▶ [Problem details]
Go through the listing and set it down exactly, leaving out its pictures.

(Data extracted from a collection)

^^^^^^^^^^^^^^^^

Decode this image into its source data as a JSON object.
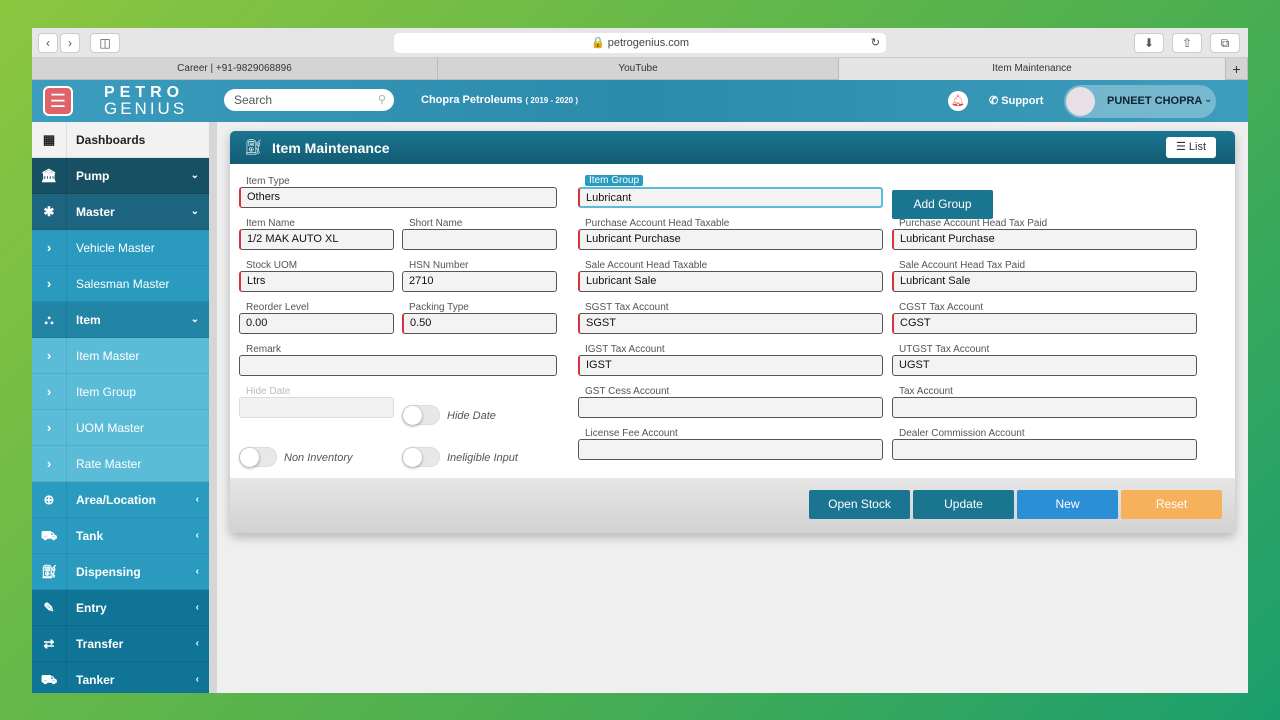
{
  "browser": {
    "url": "petrogenius.com",
    "tabs": [
      "Career | +91-9829068896",
      "YouTube",
      "Item Maintenance"
    ]
  },
  "header": {
    "logo_top": "PETRO",
    "logo_bottom": "GENIUS",
    "search_placeholder": "Search",
    "company": "Chopra Petroleums",
    "year": "( 2019 - 2020 )",
    "support": "Support",
    "user": "PUNEET CHOPRA"
  },
  "sidebar": {
    "items": [
      {
        "label": "Dashboards",
        "icon": "grid"
      },
      {
        "label": "Pump",
        "icon": "bank"
      },
      {
        "label": "Master",
        "icon": "asterisk"
      },
      {
        "label": "Vehicle Master"
      },
      {
        "label": "Salesman Master"
      },
      {
        "label": "Item",
        "icon": "cubes"
      },
      {
        "label": "Item Master"
      },
      {
        "label": "Item Group"
      },
      {
        "label": "UOM Master"
      },
      {
        "label": "Rate Master"
      },
      {
        "label": "Area/Location",
        "icon": "globe"
      },
      {
        "label": "Tank",
        "icon": "truck"
      },
      {
        "label": "Dispensing",
        "icon": "gas-pump"
      },
      {
        "label": "Entry",
        "icon": "edit"
      },
      {
        "label": "Transfer",
        "icon": "exchange"
      },
      {
        "label": "Tanker",
        "icon": "truck"
      }
    ]
  },
  "card": {
    "title": "Item Maintenance",
    "list_button": "List",
    "add_group": "Add Group"
  },
  "fields": {
    "item_type": {
      "label": "Item Type",
      "value": "Others"
    },
    "item_group": {
      "label": "Item Group",
      "value": "Lubricant"
    },
    "item_name": {
      "label": "Item Name",
      "value": "1/2 MAK AUTO XL"
    },
    "short_name": {
      "label": "Short Name",
      "value": ""
    },
    "stock_uom": {
      "label": "Stock UOM",
      "value": "Ltrs"
    },
    "hsn": {
      "label": "HSN Number",
      "value": "2710"
    },
    "reorder": {
      "label": "Reorder Level",
      "value": "0.00"
    },
    "packing": {
      "label": "Packing Type",
      "value": "0.50"
    },
    "remark": {
      "label": "Remark",
      "value": ""
    },
    "hide_date": {
      "label": "Hide Date",
      "value": ""
    },
    "pur_tax": {
      "label": "Purchase Account Head Taxable",
      "value": "Lubricant Purchase"
    },
    "pur_paid": {
      "label": "Purchase Account Head Tax Paid",
      "value": "Lubricant Purchase"
    },
    "sale_tax": {
      "label": "Sale Account Head Taxable",
      "value": "Lubricant Sale"
    },
    "sale_paid": {
      "label": "Sale Account Head Tax Paid",
      "value": "Lubricant Sale"
    },
    "sgst": {
      "label": "SGST Tax Account",
      "value": "SGST"
    },
    "cgst": {
      "label": "CGST Tax Account",
      "value": "CGST"
    },
    "igst": {
      "label": "IGST Tax Account",
      "value": "IGST"
    },
    "utgst": {
      "label": "UTGST Tax Account",
      "value": "UGST"
    },
    "cess": {
      "label": "GST Cess Account",
      "value": ""
    },
    "tax": {
      "label": "Tax Account",
      "value": ""
    },
    "license": {
      "label": "License Fee Account",
      "value": ""
    },
    "dealer": {
      "label": "Dealer Commission Account",
      "value": ""
    }
  },
  "toggles": {
    "hide_date": "Hide Date",
    "non_inventory": "Non Inventory",
    "ineligible": "Ineligible Input"
  },
  "buttons": {
    "open_stock": "Open Stock",
    "update": "Update",
    "new": "New",
    "reset": "Reset"
  },
  "colors": {
    "accent": "#1a7590",
    "new": "#2b8fd6",
    "reset": "#f7b05b",
    "required": "#d9323d"
  }
}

^^^^^^^^^^^^^^^^

▶ [Solution to the problem]
Decode this image into its source data as a JSON object.
{
  "browser": {
    "url": "petrogenius.com",
    "tabs": [
      "Career | +91-9829068896",
      "YouTube",
      "Item Maintenance"
    ]
  },
  "header": {
    "logo_top": "PETRO",
    "logo_bottom": "GENIUS",
    "search_placeholder": "Search",
    "company": "Chopra Petroleums",
    "year": "( 2019 - 2020 )",
    "support": "Support",
    "user": "PUNEET CHOPRA"
  },
  "sidebar": {
    "items": [
      {
        "label": "Dashboards",
        "icon": "grid"
      },
      {
        "label": "Pump",
        "icon": "bank"
      },
      {
        "label": "Master",
        "icon": "asterisk"
      },
      {
        "label": "Vehicle Master"
      },
      {
        "label": "Salesman Master"
      },
      {
        "label": "Item",
        "icon": "cubes"
      },
      {
        "label": "Item Master"
      },
      {
        "label": "Item Group"
      },
      {
        "label": "UOM Master"
      },
      {
        "label": "Rate Master"
      },
      {
        "label": "Area/Location",
        "icon": "globe"
      },
      {
        "label": "Tank",
        "icon": "truck"
      },
      {
        "label": "Dispensing",
        "icon": "gas-pump"
      },
      {
        "label": "Entry",
        "icon": "edit"
      },
      {
        "label": "Transfer",
        "icon": "exchange"
      },
      {
        "label": "Tanker",
        "icon": "truck"
      }
    ]
  },
  "card": {
    "title": "Item Maintenance",
    "list_button": "List",
    "add_group": "Add Group"
  },
  "fields": {
    "item_type": {
      "label": "Item Type",
      "value": "Others"
    },
    "item_group": {
      "label": "Item Group",
      "value": "Lubricant"
    },
    "item_name": {
      "label": "Item Name",
      "value": "1/2 MAK AUTO XL"
    },
    "short_name": {
      "label": "Short Name",
      "value": ""
    },
    "stock_uom": {
      "label": "Stock UOM",
      "value": "Ltrs"
    },
    "hsn": {
      "label": "HSN Number",
      "value": "2710"
    },
    "reorder": {
      "label": "Reorder Level",
      "value": "0.00"
    },
    "packing": {
      "label": "Packing Type",
      "value": "0.50"
    },
    "remark": {
      "label": "Remark",
      "value": ""
    },
    "hide_date": {
      "label": "Hide Date",
      "value": ""
    },
    "pur_tax": {
      "label": "Purchase Account Head Taxable",
      "value": "Lubricant Purchase"
    },
    "pur_paid": {
      "label": "Purchase Account Head Tax Paid",
      "value": "Lubricant Purchase"
    },
    "sale_tax": {
      "label": "Sale Account Head Taxable",
      "value": "Lubricant Sale"
    },
    "sale_paid": {
      "label": "Sale Account Head Tax Paid",
      "value": "Lubricant Sale"
    },
    "sgst": {
      "label": "SGST Tax Account",
      "value": "SGST"
    },
    "cgst": {
      "label": "CGST Tax Account",
      "value": "CGST"
    },
    "igst": {
      "label": "IGST Tax Account",
      "value": "IGST"
    },
    "utgst": {
      "label": "UTGST Tax Account",
      "value": "UGST"
    },
    "cess": {
      "label": "GST Cess Account",
      "value": ""
    },
    "tax": {
      "label": "Tax Account",
      "value": ""
    },
    "license": {
      "label": "License Fee Account",
      "value": ""
    },
    "dealer": {
      "label": "Dealer Commission Account",
      "value": ""
    }
  },
  "toggles": {
    "hide_date": "Hide Date",
    "non_inventory": "Non Inventory",
    "ineligible": "Ineligible Input"
  },
  "buttons": {
    "open_stock": "Open Stock",
    "update": "Update",
    "new": "New",
    "reset": "Reset"
  },
  "colors": {
    "accent": "#1a7590",
    "new": "#2b8fd6",
    "reset": "#f7b05b",
    "required": "#d9323d"
  }
}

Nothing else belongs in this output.